DATA:
• • •

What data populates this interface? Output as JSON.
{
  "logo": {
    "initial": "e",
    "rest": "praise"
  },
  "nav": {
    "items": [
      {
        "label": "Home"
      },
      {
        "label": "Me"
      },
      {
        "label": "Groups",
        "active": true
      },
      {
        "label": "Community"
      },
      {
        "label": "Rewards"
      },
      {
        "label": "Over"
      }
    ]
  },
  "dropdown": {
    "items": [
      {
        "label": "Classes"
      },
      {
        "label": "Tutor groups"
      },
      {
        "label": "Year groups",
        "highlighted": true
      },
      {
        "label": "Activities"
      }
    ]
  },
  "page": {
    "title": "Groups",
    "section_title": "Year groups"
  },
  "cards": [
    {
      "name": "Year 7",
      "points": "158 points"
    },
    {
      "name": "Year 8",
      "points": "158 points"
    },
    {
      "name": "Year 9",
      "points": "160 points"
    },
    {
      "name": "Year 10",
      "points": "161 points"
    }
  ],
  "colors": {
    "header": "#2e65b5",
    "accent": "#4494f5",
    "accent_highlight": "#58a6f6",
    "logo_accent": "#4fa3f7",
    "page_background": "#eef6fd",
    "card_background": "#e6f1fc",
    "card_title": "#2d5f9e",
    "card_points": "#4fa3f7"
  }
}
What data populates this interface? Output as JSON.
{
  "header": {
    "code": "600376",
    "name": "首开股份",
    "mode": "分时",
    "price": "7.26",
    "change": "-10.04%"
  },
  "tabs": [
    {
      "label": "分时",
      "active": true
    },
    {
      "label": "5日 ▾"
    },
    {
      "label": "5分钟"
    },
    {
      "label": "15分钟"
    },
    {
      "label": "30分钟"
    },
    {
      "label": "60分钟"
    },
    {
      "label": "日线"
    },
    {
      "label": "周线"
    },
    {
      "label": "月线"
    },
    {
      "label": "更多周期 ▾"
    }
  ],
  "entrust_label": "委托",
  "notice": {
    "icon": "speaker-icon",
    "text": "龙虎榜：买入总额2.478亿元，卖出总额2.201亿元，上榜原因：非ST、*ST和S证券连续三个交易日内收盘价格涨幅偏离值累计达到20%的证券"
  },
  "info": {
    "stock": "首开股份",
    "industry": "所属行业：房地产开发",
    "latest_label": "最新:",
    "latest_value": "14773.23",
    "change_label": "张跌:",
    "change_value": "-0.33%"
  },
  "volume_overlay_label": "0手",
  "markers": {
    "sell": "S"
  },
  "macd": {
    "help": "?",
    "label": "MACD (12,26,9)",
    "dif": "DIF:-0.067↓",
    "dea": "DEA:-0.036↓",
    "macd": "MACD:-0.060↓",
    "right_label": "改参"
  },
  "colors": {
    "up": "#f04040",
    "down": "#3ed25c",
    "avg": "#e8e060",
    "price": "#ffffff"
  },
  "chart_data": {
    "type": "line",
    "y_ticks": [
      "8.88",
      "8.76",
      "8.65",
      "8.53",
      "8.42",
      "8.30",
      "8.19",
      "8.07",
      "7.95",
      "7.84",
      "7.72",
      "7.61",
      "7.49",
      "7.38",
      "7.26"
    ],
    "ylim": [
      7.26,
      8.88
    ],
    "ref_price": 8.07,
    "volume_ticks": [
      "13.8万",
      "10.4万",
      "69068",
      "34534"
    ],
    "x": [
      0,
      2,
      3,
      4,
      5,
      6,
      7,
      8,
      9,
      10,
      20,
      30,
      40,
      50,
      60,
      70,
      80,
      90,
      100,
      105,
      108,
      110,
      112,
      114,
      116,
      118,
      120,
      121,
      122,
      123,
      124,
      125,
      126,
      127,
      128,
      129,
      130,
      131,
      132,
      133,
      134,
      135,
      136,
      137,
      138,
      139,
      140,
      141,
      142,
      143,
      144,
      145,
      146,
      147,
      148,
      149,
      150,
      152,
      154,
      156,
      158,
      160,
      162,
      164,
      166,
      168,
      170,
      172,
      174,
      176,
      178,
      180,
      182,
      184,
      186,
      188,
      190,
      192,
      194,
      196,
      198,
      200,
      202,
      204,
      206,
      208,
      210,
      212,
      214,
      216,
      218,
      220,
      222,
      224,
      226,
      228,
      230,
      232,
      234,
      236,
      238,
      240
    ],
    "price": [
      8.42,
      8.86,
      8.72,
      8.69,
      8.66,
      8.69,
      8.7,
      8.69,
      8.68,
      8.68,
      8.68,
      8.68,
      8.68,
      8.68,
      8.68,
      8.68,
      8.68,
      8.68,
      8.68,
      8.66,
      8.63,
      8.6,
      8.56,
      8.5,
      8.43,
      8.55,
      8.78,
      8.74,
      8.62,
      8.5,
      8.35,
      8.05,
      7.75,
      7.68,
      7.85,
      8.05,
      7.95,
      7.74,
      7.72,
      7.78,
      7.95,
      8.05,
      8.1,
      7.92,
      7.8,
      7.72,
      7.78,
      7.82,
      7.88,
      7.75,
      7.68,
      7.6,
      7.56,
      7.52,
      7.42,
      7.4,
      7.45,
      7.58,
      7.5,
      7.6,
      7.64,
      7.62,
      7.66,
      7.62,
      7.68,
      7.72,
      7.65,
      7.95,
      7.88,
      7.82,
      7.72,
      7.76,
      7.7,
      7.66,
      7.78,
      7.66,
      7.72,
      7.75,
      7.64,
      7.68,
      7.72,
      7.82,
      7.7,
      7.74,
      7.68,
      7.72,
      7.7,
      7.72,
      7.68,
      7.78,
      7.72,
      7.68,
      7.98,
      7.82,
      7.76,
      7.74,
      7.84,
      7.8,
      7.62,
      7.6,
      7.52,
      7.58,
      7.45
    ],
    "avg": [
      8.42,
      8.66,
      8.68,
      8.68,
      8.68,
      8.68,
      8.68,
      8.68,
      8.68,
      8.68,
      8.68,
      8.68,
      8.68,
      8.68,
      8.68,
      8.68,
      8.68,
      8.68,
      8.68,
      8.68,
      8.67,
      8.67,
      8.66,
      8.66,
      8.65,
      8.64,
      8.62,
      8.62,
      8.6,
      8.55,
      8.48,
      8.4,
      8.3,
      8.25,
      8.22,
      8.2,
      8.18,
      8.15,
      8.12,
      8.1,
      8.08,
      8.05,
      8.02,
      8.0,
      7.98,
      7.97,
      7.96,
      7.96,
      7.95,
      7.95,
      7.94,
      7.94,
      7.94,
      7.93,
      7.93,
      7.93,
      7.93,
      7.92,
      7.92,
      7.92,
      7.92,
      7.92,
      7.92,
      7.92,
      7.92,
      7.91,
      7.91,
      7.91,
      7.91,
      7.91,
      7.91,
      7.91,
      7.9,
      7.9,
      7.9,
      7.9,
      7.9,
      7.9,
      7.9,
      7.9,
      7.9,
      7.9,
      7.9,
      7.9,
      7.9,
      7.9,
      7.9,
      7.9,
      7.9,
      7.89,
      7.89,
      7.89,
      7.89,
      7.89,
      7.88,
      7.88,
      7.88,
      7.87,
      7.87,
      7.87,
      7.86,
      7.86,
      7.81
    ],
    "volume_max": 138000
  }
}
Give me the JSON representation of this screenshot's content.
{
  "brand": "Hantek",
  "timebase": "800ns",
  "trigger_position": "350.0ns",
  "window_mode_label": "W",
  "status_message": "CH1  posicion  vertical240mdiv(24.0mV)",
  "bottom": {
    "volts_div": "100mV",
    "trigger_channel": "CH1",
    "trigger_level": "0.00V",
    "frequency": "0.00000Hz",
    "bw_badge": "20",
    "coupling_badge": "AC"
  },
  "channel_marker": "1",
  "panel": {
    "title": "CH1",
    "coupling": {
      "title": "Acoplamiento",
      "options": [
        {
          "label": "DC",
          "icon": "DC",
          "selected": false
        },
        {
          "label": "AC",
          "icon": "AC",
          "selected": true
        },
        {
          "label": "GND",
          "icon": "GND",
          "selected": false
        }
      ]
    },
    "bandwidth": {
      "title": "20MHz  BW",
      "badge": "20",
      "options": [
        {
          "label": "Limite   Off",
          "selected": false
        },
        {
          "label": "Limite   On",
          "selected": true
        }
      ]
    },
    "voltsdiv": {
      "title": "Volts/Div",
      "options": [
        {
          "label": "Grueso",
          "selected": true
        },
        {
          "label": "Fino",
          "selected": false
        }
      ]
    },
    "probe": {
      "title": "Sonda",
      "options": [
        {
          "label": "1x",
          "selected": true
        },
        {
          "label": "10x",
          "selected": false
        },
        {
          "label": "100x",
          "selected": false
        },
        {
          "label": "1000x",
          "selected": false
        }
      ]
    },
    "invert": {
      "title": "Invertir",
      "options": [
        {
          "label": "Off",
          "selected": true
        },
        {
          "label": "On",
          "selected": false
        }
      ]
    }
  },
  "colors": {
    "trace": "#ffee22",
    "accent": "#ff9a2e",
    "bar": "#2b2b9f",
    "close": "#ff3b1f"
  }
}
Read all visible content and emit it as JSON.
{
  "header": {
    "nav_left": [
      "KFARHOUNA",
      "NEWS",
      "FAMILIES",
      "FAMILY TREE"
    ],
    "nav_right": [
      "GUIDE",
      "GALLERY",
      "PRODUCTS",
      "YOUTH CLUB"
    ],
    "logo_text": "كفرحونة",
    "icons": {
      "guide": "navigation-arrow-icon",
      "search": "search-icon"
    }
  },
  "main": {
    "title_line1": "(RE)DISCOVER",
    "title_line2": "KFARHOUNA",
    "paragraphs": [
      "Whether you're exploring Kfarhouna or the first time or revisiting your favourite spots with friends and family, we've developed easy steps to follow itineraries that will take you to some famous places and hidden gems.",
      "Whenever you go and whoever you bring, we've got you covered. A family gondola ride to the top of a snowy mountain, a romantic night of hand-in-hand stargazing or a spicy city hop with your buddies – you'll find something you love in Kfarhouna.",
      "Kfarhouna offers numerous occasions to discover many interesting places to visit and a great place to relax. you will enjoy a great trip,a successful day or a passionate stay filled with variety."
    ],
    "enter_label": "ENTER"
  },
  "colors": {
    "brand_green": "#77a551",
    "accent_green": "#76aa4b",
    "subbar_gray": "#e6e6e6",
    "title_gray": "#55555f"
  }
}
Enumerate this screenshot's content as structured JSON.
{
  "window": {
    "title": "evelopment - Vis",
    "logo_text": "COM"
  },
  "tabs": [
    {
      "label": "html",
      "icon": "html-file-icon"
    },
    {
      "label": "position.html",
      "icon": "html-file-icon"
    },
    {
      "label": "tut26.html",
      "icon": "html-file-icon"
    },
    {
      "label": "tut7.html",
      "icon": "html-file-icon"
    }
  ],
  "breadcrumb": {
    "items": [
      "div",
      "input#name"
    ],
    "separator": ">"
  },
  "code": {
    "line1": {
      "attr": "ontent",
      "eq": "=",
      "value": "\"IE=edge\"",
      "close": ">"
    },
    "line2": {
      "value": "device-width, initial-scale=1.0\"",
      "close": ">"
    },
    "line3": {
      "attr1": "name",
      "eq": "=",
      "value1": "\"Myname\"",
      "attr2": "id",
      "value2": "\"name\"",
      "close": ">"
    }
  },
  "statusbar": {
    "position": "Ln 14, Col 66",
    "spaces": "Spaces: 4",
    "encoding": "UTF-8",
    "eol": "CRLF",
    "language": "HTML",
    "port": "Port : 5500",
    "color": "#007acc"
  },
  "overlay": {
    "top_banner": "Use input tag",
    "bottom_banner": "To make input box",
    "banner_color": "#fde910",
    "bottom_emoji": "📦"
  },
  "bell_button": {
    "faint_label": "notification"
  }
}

• • •

YOUR TASK: Report the number of lines in the listing that include the string "places"; give nothing but the number.

TASK SOLUTION: 2